Exercise aim>
Determine which lines of the records include the word "offset", and copy them.

Figure record listings:
----

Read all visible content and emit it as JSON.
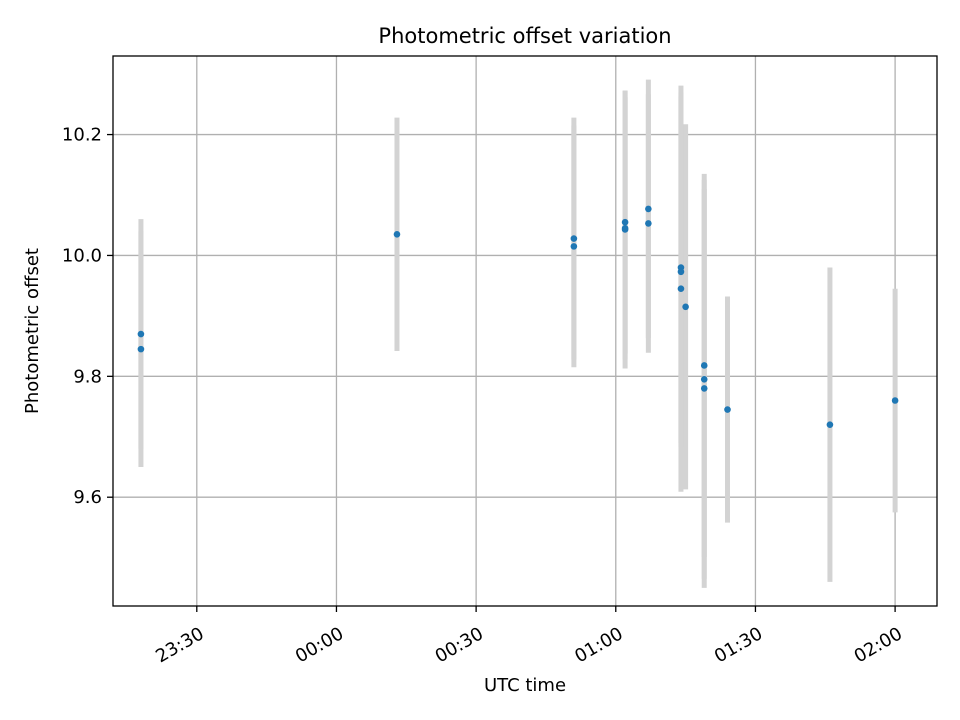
{
  "chart_data": {
    "type": "scatter",
    "title": "Photometric offset variation",
    "xlabel": "UTC time",
    "ylabel": "Photometric offset",
    "x_ticks": [
      "23:30",
      "00:00",
      "00:30",
      "01:00",
      "01:30",
      "02:00"
    ],
    "y_ticks": [
      "9.6",
      "9.8",
      "10.0",
      "10.2"
    ],
    "xlim": [
      "23:12",
      "02:09"
    ],
    "ylim": [
      9.42,
      10.33
    ],
    "grid": true,
    "colors": {
      "point": "#1f77b4",
      "errorbar": "#d3d3d3",
      "grid": "#b0b0b0"
    },
    "points": [
      {
        "x": "23:18",
        "y": 9.87,
        "yerr": 0.19
      },
      {
        "x": "23:18",
        "y": 9.845,
        "yerr": 0.195
      },
      {
        "x": "00:13",
        "y": 10.035,
        "yerr": 0.193
      },
      {
        "x": "00:51",
        "y": 10.015,
        "yerr": 0.2
      },
      {
        "x": "00:51",
        "y": 10.028,
        "yerr": 0.2
      },
      {
        "x": "01:02",
        "y": 10.055,
        "yerr": 0.217
      },
      {
        "x": "01:02",
        "y": 10.043,
        "yerr": 0.23
      },
      {
        "x": "01:02",
        "y": 10.045,
        "yerr": 0.217
      },
      {
        "x": "01:07",
        "y": 10.077,
        "yerr": 0.214
      },
      {
        "x": "01:07",
        "y": 10.053,
        "yerr": 0.214
      },
      {
        "x": "01:14",
        "y": 9.945,
        "yerr": 0.336
      },
      {
        "x": "01:14",
        "y": 9.98,
        "yerr": 0.29
      },
      {
        "x": "01:14",
        "y": 9.973,
        "yerr": 0.29
      },
      {
        "x": "01:15",
        "y": 9.915,
        "yerr": 0.302
      },
      {
        "x": "01:19",
        "y": 9.78,
        "yerr": 0.33
      },
      {
        "x": "01:19",
        "y": 9.795,
        "yerr": 0.33
      },
      {
        "x": "01:19",
        "y": 9.818,
        "yerr": 0.317
      },
      {
        "x": "01:24",
        "y": 9.745,
        "yerr": 0.187
      },
      {
        "x": "01:46",
        "y": 9.72,
        "yerr": 0.26
      },
      {
        "x": "02:00",
        "y": 9.76,
        "yerr": 0.185
      }
    ]
  }
}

----

Response for this exercise>
    "title": "Photometric offset variation",
    "ylabel": "Photometric offset",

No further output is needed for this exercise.